- Short exercise: Reproduce the listing exactly and skip over any pictures.

Data excerpts
-----

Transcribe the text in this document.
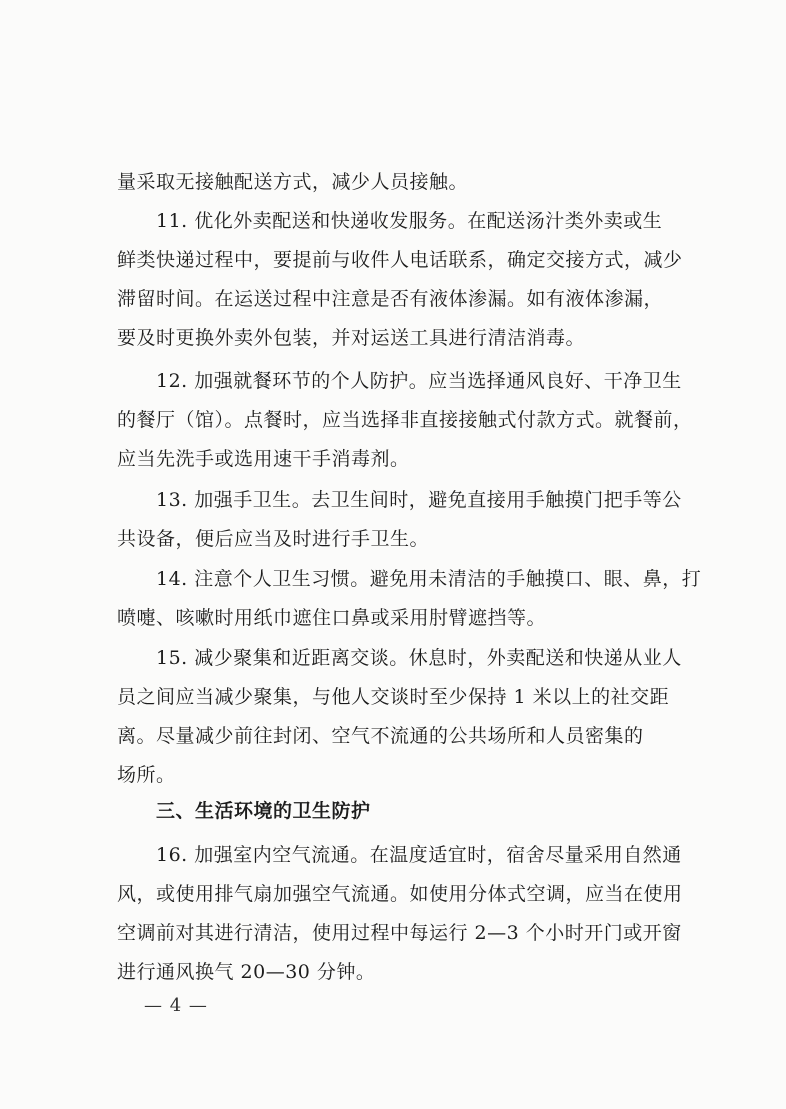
量采取无接触配送方式，减少人员接触。
11. 优化外卖配送和快递收发服务。在配送汤汁类外卖或生
鲜类快递过程中，要提前与收件人电话联系，确定交接方式，减少
滞留时间。在运送过程中注意是否有液体渗漏。如有液体渗漏，
要及时更换外卖外包装，并对运送工具进行清洁消毒。
12. 加强就餐环节的个人防护。应当选择通风良好、干净卫生
的餐厅（馆）。点餐时，应当选择非直接接触式付款方式。就餐前，
应当先洗手或选用速干手消毒剂。
13. 加强手卫生。去卫生间时，避免直接用手触摸门把手等公
共设备，便后应当及时进行手卫生。
14. 注意个人卫生习惯。避免用未清洁的手触摸口、眼、鼻，打
喷嚏、咳嗽时用纸巾遮住口鼻或采用肘臂遮挡等。
15. 减少聚集和近距离交谈。休息时，外卖配送和快递从业人
员之间应当减少聚集，与他人交谈时至少保持 1 米以上的社交距
离。尽量减少前往封闭、空气不流通的公共场所和人员密集的
场所。
三、生活环境的卫生防护
16. 加强室内空气流通。在温度适宜时，宿舍尽量采用自然通
风，或使用排气扇加强空气流通。如使用分体式空调，应当在使用
空调前对其进行清洁，使用过程中每运行 2—3 个小时开门或开窗
进行通风换气 20—30 分钟。
— 4 —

-----

- Completed exercise:
Transcribe the text in this document.
量采取无接触配送方式，减少人员接触。
11. 优化外卖配送和快递收发服务。在配送汤汁类外卖或生
鲜类快递过程中，要提前与收件人电话联系，确定交接方式，减少
滞留时间。在运送过程中注意是否有液体渗漏。如有液体渗漏，
要及时更换外卖外包装，并对运送工具进行清洁消毒。
12. 加强就餐环节的个人防护。应当选择通风良好、干净卫生
的餐厅（馆）。点餐时，应当选择非直接接触式付款方式。就餐前，
应当先洗手或选用速干手消毒剂。
13. 加强手卫生。去卫生间时，避免直接用手触摸门把手等公
共设备，便后应当及时进行手卫生。
14. 注意个人卫生习惯。避免用未清洁的手触摸口、眼、鼻，打
喷嚏、咳嗽时用纸巾遮住口鼻或采用肘臂遮挡等。
15. 减少聚集和近距离交谈。休息时，外卖配送和快递从业人
员之间应当减少聚集，与他人交谈时至少保持 1 米以上的社交距
离。尽量减少前往封闭、空气不流通的公共场所和人员密集的
场所。
三、生活环境的卫生防护
16. 加强室内空气流通。在温度适宜时，宿舍尽量采用自然通
风，或使用排气扇加强空气流通。如使用分体式空调，应当在使用
空调前对其进行清洁，使用过程中每运行 2—3 个小时开门或开窗
进行通风换气 20—30 分钟。
— 4 —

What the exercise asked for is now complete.